TASK PROMPT -
Show each line of the data below that has the string "несанкционированный" in it.

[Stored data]
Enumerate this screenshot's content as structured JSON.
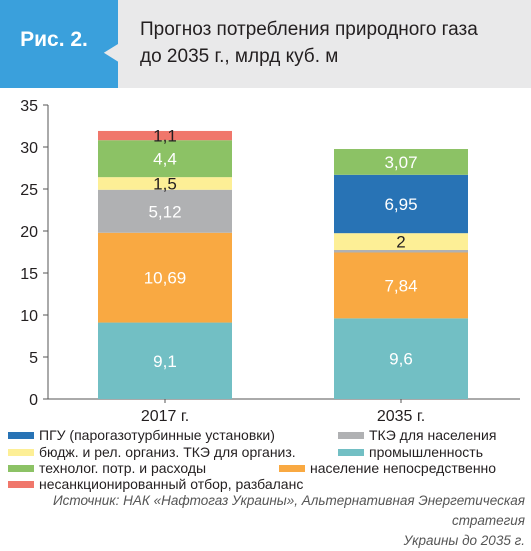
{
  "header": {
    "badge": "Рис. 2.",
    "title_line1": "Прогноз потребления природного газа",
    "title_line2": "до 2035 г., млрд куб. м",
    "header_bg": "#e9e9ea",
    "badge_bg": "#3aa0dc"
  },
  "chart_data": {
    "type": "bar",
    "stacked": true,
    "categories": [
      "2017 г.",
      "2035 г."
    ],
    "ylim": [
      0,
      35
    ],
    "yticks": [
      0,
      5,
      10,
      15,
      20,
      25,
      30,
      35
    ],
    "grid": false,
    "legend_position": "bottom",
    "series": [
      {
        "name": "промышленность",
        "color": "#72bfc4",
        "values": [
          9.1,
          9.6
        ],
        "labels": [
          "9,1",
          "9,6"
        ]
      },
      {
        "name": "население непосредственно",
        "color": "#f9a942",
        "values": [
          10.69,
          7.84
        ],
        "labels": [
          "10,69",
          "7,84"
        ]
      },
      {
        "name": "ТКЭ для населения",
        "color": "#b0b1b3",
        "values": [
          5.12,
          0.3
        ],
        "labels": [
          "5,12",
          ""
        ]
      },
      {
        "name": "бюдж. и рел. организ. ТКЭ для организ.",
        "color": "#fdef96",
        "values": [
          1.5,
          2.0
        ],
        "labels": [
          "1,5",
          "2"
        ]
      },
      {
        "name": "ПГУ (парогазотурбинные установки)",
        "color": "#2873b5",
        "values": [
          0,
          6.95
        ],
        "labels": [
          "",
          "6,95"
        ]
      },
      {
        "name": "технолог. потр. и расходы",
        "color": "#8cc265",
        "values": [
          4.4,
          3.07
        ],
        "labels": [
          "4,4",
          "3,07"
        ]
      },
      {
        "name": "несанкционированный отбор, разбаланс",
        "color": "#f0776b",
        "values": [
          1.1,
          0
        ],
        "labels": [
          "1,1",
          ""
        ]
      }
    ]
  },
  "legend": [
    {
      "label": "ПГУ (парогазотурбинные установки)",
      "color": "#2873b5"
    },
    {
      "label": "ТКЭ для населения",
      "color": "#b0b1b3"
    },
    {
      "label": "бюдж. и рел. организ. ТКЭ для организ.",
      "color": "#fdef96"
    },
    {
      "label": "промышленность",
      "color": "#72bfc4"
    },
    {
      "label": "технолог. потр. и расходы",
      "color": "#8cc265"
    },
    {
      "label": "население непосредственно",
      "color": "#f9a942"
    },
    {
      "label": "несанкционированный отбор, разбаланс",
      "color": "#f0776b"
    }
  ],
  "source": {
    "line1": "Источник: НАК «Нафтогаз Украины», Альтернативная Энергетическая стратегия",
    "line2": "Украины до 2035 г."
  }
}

...

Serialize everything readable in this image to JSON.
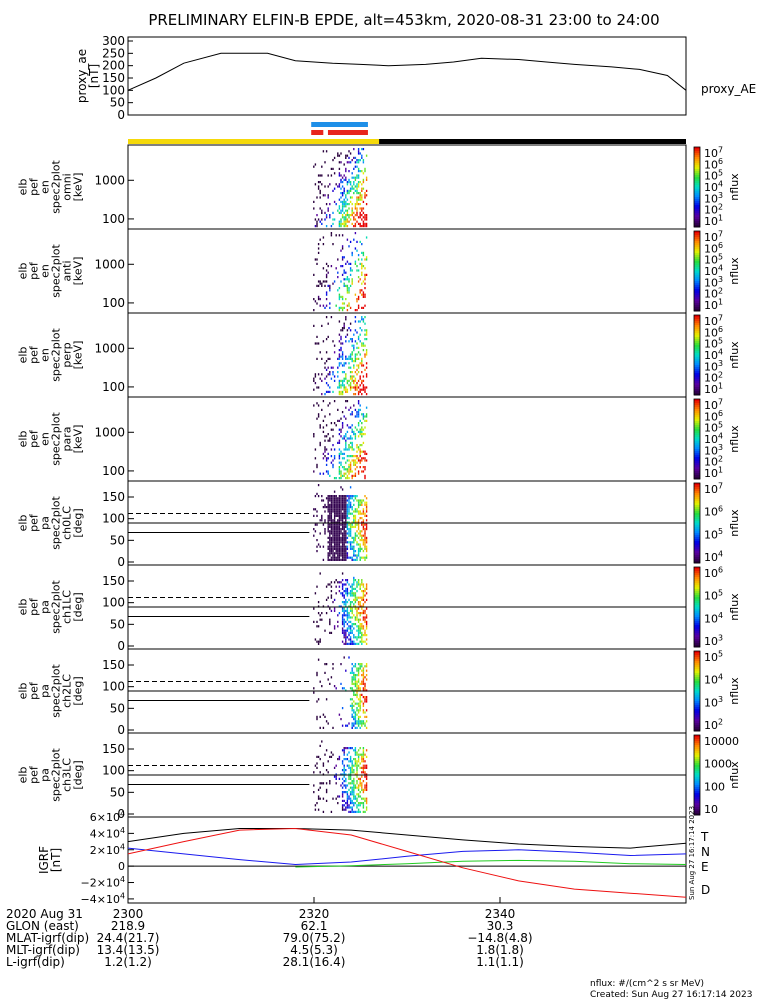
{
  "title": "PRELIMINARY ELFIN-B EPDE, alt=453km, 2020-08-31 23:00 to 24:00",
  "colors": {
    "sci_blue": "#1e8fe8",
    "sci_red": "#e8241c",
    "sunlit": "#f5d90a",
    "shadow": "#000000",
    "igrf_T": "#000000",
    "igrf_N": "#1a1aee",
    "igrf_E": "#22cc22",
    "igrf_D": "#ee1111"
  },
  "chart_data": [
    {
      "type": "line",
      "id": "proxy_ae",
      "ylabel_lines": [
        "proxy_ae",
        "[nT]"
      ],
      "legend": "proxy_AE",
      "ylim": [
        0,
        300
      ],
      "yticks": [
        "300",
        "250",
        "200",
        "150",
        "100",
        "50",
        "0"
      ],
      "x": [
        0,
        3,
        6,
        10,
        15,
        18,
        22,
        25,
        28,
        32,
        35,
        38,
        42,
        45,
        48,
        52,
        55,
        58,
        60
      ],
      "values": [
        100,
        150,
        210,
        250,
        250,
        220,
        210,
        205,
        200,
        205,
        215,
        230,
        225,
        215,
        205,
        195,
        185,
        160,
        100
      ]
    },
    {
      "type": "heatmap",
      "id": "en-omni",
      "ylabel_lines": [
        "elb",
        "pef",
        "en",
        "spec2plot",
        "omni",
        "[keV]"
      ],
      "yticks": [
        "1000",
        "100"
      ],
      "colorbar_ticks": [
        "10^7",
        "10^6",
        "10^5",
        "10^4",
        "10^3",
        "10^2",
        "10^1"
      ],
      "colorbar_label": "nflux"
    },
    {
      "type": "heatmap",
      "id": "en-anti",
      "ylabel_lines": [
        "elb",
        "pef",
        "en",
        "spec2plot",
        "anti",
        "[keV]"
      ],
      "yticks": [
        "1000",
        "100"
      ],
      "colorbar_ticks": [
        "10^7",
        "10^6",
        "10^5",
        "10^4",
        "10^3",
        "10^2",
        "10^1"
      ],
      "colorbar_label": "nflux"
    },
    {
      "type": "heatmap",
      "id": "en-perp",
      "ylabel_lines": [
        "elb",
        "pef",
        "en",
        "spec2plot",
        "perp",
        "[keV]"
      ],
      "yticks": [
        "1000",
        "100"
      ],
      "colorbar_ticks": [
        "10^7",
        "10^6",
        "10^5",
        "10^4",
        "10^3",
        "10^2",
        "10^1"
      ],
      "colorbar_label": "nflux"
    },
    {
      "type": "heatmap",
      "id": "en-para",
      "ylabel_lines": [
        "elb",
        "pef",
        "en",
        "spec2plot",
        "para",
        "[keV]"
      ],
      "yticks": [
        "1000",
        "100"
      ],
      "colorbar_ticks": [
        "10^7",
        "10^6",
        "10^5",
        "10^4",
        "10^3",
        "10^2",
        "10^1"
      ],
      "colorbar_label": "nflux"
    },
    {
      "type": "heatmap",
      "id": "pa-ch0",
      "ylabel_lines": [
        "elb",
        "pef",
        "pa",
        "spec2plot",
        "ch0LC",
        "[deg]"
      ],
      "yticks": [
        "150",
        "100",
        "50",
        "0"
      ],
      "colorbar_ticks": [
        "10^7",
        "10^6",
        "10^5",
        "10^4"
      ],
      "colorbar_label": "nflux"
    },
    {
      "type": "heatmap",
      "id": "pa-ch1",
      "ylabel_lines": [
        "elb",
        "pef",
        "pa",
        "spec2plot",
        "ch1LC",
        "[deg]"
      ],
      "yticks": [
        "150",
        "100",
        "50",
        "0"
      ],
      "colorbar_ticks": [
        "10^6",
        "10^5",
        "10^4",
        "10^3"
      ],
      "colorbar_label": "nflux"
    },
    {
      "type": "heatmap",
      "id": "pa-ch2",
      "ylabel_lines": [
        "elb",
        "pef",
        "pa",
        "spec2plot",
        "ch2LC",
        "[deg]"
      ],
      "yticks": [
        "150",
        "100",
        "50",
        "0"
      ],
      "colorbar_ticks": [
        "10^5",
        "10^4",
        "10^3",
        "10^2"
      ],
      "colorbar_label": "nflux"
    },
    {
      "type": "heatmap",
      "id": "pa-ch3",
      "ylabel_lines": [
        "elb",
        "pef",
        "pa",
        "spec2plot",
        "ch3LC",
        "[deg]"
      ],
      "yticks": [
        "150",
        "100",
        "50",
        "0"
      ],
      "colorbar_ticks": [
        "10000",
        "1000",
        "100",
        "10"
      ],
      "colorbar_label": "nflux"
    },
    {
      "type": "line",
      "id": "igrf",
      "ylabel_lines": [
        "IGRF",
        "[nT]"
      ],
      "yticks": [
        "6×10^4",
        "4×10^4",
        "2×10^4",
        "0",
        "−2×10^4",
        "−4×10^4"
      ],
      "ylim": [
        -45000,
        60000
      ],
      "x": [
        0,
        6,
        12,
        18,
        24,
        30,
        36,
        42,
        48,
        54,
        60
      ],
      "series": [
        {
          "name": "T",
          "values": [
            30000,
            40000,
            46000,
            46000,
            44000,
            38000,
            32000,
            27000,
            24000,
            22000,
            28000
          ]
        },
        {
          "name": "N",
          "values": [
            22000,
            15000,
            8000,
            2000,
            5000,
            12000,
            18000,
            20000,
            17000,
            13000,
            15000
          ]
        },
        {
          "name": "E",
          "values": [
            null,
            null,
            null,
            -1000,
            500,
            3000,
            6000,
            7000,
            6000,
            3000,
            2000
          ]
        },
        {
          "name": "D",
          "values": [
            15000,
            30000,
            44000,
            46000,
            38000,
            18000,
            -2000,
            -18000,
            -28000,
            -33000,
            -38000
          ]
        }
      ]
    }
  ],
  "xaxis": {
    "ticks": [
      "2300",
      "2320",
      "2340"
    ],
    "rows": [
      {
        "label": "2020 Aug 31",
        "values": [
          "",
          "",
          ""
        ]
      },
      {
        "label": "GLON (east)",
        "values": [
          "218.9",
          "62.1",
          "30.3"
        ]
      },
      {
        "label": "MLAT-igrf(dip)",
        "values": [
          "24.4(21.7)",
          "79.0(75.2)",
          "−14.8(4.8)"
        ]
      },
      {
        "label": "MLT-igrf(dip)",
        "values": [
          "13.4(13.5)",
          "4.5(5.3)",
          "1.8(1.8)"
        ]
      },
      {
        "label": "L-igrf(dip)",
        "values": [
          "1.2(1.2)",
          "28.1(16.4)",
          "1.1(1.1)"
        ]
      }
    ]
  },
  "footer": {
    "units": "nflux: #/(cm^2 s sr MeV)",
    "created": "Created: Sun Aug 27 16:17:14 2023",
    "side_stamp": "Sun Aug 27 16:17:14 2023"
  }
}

---

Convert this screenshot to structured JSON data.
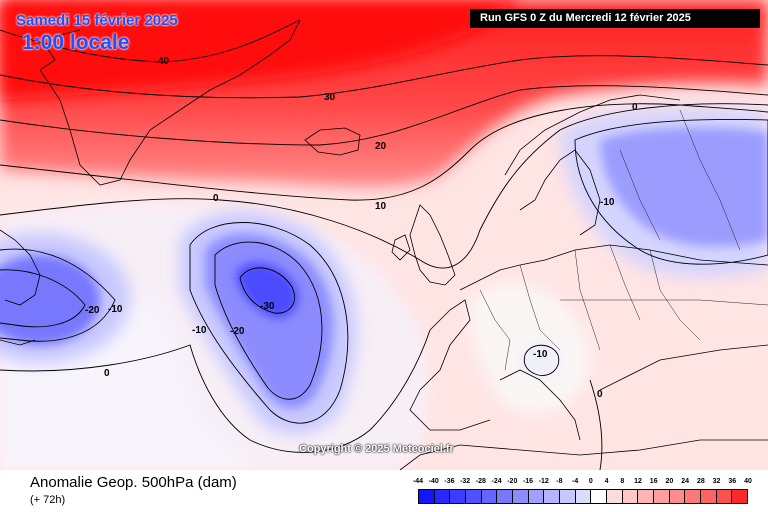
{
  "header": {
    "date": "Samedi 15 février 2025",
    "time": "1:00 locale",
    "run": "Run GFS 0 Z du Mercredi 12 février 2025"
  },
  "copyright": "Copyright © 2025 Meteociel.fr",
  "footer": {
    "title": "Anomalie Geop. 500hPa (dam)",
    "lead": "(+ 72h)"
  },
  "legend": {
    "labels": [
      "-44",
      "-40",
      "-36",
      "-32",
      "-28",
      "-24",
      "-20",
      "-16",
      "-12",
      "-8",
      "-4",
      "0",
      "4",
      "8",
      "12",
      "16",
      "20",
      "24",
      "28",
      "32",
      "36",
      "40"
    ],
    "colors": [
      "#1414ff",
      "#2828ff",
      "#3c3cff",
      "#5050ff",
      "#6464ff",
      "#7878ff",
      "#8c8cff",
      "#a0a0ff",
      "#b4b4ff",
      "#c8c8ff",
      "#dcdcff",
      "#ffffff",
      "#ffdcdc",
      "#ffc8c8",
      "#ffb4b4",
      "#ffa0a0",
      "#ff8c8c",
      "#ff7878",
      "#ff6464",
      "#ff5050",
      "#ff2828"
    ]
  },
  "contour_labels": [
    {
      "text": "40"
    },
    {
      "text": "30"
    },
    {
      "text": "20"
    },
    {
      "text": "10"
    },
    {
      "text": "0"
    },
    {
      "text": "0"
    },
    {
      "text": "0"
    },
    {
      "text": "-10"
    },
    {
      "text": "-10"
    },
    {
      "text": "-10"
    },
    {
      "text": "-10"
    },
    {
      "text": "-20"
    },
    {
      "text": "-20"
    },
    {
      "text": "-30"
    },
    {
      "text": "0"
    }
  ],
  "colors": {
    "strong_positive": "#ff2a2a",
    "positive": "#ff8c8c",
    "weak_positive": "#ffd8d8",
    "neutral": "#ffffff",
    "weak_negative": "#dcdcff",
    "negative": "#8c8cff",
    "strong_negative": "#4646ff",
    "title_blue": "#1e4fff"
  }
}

OUTPUT BELOW -
        "name": "несанкционированный отбор, разбаланс",
      "label": "несанкционированный отбор, разбаланс",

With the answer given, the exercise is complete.